- [Goal]:
Identify all lines of the data containing the string "Serial" and copy them.

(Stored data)
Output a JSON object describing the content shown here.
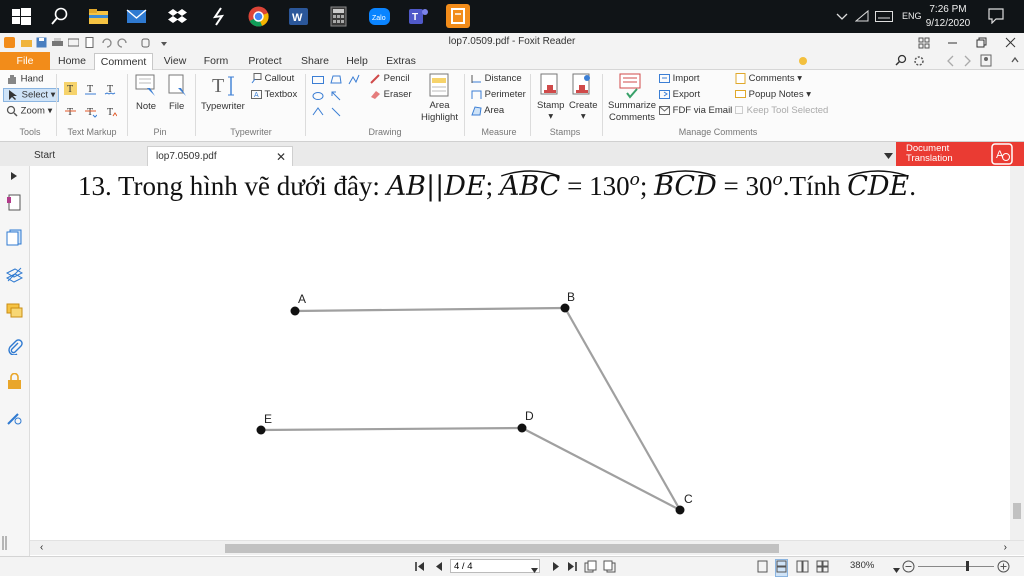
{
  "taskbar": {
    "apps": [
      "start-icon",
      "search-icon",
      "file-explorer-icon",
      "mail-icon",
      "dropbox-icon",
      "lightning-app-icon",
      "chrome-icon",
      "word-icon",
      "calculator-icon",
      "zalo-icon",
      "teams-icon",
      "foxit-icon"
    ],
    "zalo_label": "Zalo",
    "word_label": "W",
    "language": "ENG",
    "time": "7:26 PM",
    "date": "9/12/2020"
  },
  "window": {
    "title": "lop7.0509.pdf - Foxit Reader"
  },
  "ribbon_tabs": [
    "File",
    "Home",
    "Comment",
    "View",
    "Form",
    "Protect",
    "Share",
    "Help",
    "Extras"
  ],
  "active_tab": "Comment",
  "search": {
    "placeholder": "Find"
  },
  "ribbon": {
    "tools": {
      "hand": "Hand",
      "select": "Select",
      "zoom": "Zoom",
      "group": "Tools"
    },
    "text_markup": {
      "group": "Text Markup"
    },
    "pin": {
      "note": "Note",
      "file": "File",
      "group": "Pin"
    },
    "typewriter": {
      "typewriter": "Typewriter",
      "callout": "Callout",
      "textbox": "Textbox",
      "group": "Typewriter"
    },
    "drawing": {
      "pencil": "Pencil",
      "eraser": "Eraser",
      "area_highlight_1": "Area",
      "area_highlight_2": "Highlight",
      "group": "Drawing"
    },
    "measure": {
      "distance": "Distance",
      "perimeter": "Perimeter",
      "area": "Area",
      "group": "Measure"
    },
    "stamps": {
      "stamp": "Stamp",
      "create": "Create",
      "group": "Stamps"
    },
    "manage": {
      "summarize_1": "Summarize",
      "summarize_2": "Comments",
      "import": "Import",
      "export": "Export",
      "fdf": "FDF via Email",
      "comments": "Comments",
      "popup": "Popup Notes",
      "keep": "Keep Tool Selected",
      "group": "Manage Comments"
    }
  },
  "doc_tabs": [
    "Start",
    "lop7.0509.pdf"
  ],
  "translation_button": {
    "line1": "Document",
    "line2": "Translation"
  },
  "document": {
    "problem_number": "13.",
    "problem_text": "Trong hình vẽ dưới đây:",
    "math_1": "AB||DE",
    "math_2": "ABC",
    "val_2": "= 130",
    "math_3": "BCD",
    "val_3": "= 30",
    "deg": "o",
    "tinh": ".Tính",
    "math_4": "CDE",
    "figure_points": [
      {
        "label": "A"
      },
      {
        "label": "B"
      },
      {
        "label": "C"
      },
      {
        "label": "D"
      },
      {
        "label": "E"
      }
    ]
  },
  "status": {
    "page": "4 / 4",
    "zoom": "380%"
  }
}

...

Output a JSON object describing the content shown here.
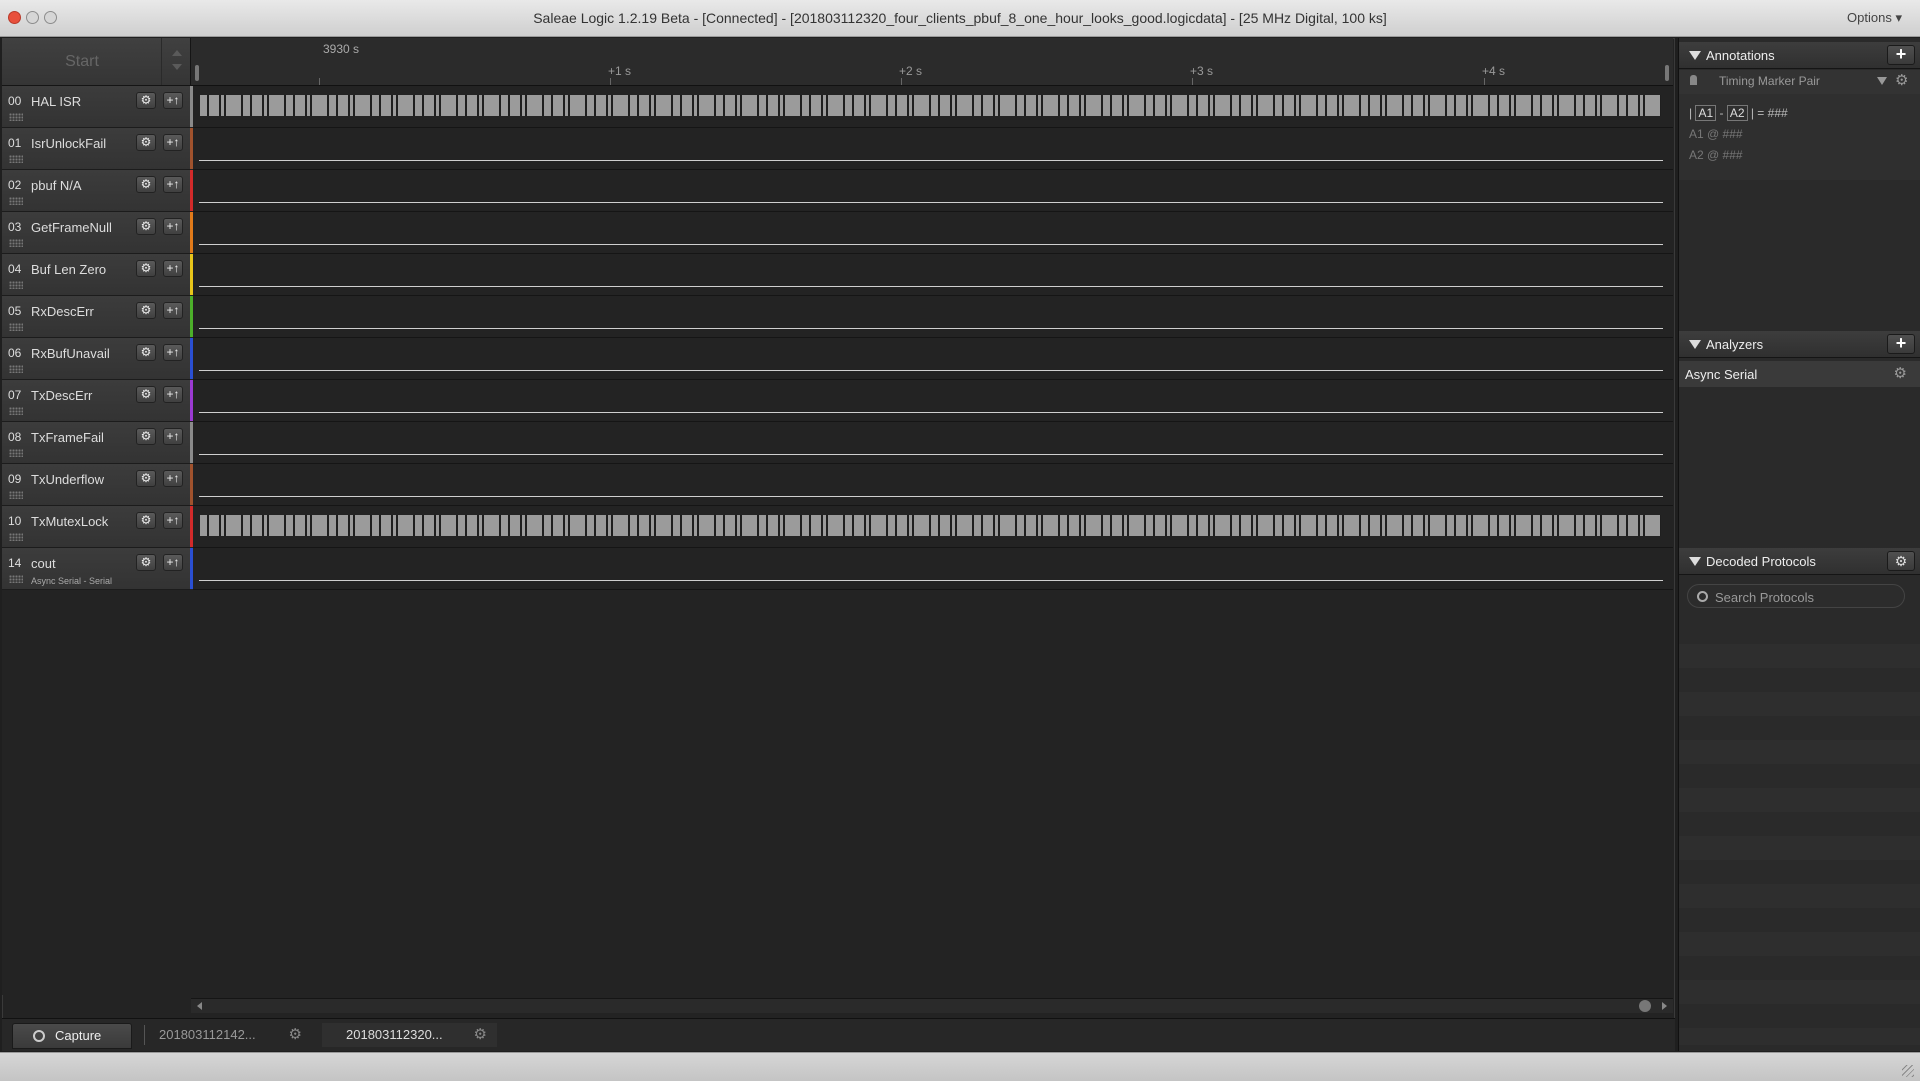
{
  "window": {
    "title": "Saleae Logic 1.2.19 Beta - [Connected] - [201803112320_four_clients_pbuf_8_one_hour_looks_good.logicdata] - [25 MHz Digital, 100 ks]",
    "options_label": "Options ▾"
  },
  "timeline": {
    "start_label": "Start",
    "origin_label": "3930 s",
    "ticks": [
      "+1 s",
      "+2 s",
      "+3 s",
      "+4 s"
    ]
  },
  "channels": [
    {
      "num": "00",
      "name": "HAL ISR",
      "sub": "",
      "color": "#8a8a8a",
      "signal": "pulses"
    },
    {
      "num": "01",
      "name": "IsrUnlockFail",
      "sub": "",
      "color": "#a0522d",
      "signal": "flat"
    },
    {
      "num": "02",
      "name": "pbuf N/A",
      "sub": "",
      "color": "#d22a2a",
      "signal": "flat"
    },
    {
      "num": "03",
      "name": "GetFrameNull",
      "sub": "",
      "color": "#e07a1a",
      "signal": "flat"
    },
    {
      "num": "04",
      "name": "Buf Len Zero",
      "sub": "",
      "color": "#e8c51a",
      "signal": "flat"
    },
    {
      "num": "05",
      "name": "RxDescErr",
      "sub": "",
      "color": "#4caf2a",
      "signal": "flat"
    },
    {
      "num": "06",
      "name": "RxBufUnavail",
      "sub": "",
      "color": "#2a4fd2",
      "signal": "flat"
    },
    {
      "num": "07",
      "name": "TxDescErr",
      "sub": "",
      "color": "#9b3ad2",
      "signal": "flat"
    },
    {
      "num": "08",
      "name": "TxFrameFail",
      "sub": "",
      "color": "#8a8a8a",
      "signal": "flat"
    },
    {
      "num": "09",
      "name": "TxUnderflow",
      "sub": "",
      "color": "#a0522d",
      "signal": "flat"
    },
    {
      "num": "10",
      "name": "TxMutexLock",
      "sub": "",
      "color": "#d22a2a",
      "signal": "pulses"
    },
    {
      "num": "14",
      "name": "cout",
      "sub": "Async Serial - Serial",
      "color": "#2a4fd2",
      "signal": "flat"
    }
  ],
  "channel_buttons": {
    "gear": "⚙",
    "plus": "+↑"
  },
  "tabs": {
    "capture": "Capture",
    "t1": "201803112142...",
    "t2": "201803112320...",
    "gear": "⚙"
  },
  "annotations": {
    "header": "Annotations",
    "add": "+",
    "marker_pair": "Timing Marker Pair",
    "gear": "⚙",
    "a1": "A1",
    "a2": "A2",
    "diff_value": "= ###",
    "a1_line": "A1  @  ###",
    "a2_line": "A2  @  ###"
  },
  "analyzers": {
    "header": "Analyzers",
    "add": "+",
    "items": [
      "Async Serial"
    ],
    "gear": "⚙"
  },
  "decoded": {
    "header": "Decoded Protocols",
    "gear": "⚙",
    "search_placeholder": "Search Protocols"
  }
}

- [Result]:
      "sub": "Async Serial - Serial",
      "Async Serial"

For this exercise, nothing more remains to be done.